Task directions |
How many lines in the records below contain the word "text"? Give only the number.

==============================

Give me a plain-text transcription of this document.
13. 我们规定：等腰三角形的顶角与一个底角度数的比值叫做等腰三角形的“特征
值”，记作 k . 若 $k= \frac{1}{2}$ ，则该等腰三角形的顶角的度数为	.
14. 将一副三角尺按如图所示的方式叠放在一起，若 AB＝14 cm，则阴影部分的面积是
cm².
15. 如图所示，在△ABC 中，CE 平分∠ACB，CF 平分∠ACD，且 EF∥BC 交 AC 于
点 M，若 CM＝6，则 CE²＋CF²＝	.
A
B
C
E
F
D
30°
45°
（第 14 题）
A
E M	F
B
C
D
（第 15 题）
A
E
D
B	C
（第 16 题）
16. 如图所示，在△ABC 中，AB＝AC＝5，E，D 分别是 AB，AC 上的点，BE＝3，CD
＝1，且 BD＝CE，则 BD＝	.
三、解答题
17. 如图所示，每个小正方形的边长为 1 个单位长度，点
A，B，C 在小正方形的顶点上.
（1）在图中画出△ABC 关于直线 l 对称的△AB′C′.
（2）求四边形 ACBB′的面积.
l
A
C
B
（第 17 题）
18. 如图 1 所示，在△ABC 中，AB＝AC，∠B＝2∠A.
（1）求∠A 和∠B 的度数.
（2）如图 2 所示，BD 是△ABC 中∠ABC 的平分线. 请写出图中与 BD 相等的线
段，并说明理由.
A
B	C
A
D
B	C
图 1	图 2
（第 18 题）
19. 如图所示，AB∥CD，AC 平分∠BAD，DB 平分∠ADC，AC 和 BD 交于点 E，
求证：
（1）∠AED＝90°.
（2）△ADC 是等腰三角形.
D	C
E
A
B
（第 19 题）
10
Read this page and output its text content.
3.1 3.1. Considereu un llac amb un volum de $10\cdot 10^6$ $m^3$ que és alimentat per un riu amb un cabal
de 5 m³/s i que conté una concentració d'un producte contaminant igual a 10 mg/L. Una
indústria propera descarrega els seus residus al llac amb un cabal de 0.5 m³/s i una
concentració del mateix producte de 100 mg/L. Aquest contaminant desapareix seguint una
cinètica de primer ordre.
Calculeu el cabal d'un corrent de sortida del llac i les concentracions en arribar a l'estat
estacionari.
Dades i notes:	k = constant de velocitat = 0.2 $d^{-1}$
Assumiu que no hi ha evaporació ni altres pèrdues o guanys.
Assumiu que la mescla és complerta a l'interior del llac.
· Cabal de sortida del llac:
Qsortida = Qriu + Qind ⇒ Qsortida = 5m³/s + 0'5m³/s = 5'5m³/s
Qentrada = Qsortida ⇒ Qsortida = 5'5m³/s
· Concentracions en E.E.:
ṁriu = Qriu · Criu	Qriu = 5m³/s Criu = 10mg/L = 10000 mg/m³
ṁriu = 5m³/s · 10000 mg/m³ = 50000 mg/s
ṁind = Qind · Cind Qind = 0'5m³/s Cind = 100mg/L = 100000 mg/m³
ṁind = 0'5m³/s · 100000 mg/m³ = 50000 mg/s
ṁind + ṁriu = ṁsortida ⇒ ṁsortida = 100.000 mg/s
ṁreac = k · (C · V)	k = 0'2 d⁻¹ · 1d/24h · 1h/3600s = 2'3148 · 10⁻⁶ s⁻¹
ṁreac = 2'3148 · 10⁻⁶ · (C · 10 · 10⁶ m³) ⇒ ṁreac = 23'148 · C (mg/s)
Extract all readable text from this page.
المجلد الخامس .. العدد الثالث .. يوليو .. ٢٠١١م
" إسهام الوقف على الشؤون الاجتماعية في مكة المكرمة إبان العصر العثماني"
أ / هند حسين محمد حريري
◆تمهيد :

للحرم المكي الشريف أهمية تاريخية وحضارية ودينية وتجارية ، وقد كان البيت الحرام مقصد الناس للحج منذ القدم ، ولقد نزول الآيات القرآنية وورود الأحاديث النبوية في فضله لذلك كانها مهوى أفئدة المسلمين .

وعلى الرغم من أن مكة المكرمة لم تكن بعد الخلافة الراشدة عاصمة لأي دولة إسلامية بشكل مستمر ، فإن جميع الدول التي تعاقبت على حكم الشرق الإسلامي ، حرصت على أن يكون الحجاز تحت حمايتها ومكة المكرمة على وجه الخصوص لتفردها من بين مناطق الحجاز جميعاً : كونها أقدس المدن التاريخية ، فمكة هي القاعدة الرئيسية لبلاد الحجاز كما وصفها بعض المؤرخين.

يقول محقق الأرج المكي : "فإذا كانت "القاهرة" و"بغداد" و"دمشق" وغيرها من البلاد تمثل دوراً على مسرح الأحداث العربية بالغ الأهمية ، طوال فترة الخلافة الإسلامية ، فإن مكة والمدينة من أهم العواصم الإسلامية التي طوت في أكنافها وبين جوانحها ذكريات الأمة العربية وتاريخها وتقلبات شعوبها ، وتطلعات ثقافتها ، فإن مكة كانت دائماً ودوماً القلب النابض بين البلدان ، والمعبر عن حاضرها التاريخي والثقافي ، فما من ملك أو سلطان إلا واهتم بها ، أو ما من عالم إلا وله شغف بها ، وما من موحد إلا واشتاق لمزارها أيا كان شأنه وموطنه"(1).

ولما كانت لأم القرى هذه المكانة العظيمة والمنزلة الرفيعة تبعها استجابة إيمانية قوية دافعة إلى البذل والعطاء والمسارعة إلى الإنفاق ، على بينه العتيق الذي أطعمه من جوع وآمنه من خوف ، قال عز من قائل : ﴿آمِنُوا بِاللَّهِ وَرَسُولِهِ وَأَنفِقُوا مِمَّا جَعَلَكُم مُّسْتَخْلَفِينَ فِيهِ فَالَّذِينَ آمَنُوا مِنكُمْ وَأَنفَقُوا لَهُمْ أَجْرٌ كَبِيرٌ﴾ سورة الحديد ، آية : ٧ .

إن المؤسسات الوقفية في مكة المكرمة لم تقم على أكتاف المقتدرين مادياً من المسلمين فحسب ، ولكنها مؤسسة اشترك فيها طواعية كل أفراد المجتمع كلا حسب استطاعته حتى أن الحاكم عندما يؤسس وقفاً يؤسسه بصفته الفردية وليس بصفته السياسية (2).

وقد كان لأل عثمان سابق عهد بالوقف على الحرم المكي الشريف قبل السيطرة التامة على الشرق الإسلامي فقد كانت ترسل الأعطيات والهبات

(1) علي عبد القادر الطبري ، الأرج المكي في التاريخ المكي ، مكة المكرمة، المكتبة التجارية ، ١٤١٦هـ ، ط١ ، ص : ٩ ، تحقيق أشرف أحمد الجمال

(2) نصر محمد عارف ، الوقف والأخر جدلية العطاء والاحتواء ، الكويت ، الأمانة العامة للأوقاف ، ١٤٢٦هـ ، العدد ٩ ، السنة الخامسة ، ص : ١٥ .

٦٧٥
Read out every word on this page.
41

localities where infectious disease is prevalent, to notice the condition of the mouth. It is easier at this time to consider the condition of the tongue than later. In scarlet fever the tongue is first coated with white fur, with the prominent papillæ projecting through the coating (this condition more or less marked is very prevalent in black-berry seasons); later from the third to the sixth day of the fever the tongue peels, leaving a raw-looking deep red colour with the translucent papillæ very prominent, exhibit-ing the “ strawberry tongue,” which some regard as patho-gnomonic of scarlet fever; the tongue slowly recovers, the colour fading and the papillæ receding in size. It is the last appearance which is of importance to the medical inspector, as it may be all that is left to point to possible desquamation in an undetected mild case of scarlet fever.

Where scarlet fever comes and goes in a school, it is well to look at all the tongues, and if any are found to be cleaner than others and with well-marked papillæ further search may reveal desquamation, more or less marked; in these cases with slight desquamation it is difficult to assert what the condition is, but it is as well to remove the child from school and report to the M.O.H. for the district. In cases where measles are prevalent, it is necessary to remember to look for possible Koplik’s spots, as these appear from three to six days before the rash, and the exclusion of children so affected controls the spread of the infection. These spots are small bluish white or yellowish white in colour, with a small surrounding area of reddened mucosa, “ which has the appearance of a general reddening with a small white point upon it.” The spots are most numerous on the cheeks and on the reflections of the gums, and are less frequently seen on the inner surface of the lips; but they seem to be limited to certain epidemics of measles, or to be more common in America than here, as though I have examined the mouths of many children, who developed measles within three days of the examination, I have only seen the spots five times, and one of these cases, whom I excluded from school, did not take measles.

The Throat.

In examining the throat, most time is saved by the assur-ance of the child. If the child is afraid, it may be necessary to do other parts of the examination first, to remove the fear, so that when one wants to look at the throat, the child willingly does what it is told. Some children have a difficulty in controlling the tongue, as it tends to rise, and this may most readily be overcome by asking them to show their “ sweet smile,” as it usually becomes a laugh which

==============================

Correct output |
3